原文节选 »
美文网首页Data Analysis for the Life Science
[R语言] Statistics and R - Week 3-

[R语言] Statistics and R - Week 3-

作者: 半为花间酒 | 来源:发表于2020-04-19 13:40 被阅读0次

Week 3: Inference

Part 1: Confidence Intervals


参考书籍:《Data Analysis for the Life Sciences》

参考视频:

  1. Data Analysis for the Life Sciences Series - rafalib
  2. Professional Certificate in Data Analysis for Life Sciences (Harvard University) - edX

Confidence Intervals

A confidence interval includes information about your estimated effect size and the uncertainty associated with this estimate.

Confidence Interval For Population Mean

dat <- rio::import("mice_pheno.csv")

# population average
chowPopulation <- dat[dat$Sex=="F" & dat$Diet=="chow",3]
mu_chow <- mean(chowPopulation)

# sample average
N <- 30
chow <- sample(chowPopulation,N)
mean(chow)

# CLT
se <- sd(chow) / sqrt(N)

Defining The Interval

Keep in mind that saying 95% of random intervals will fall on the true value is not the same as saying there is a 95% chance that the true value falls in our interval.

(mean(chow) - mean(chowPopulation)) / se 
# 符合正态正态分布 N(0~1)

图源:https://oneclass.com/blog/university-of-maryland/56656-5-core-concepts-in-stat-440-at-the-university-of-maryland.en.html

-2 \leq \sqrt{N} (\bar{X}-\mu_X)/s_X \leq 2

pnorm(2) - pnorm(-2)

任务要求 »
1. 在这篇讲置信区间的节选中，代码抽取样本时把样本量 N 设为多少？
2. 请原样抄录置信区间这篇节选里从“A confidence interval”到“chow <- sample(chowPopulation,N)”的那一段。
所附材料与这里的内容无关，不必理会。

所给材料 »
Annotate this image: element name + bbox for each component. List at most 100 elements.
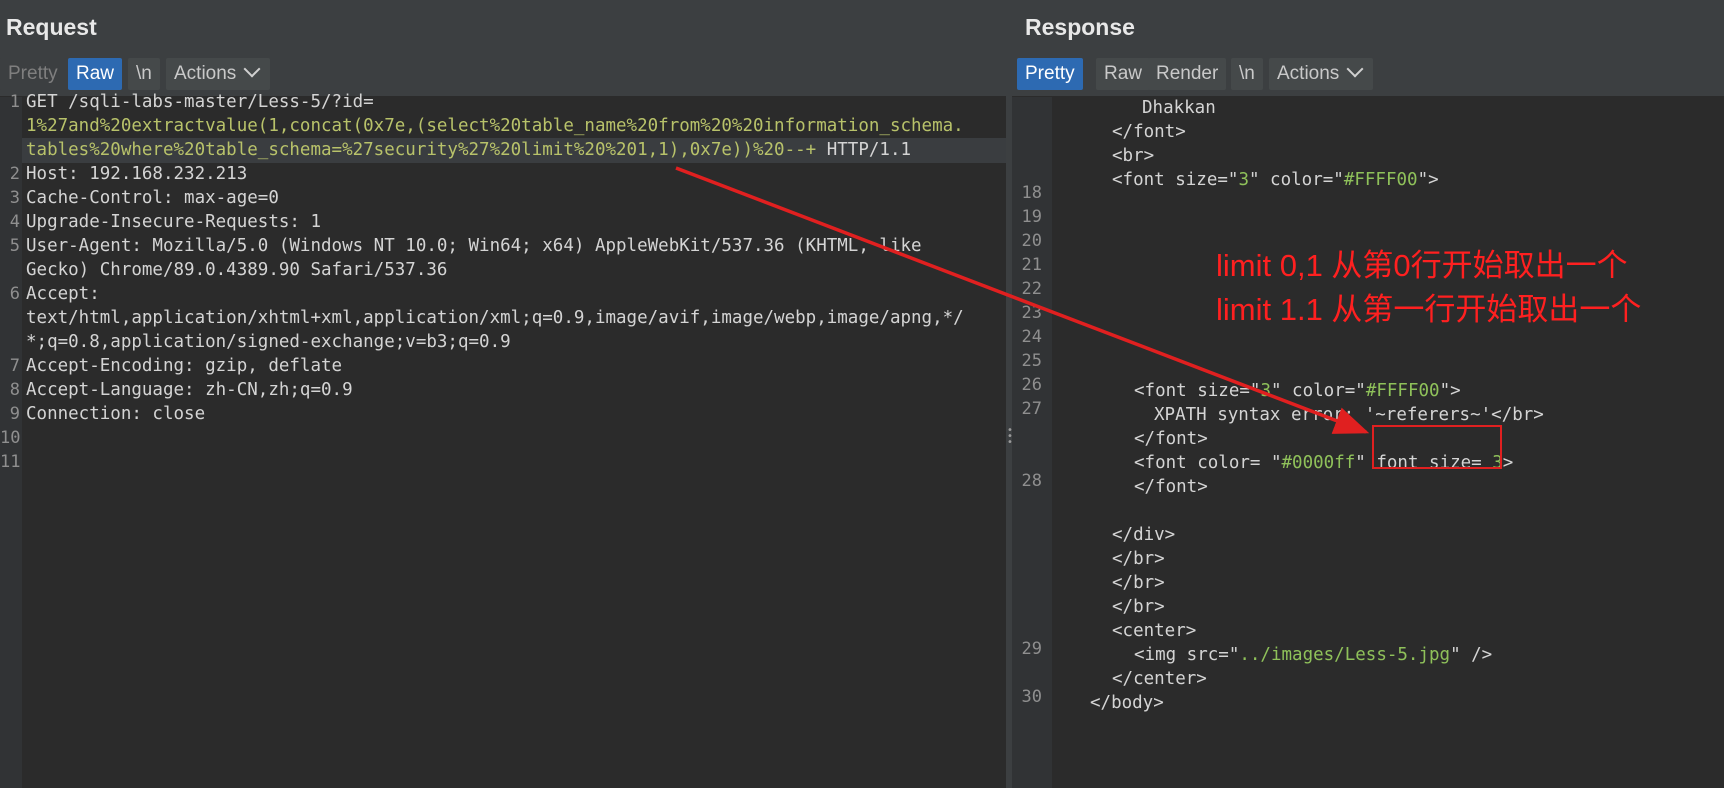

参考答案 »
1. 30

2.
A confidence interval includes information about your estimated effect size and the uncertainty associated with this estimate.

Confidence Interval For Population Mean

dat <- rio::import("mice_pheno.csv")

# population average
chowPopulation <- dat[dat$Sex=="F" & dat$Diet=="chow",3]
mu_chow <- mean(chowPopulation)

# sample average
N <- 30
chow <- sample(chowPopulation,N)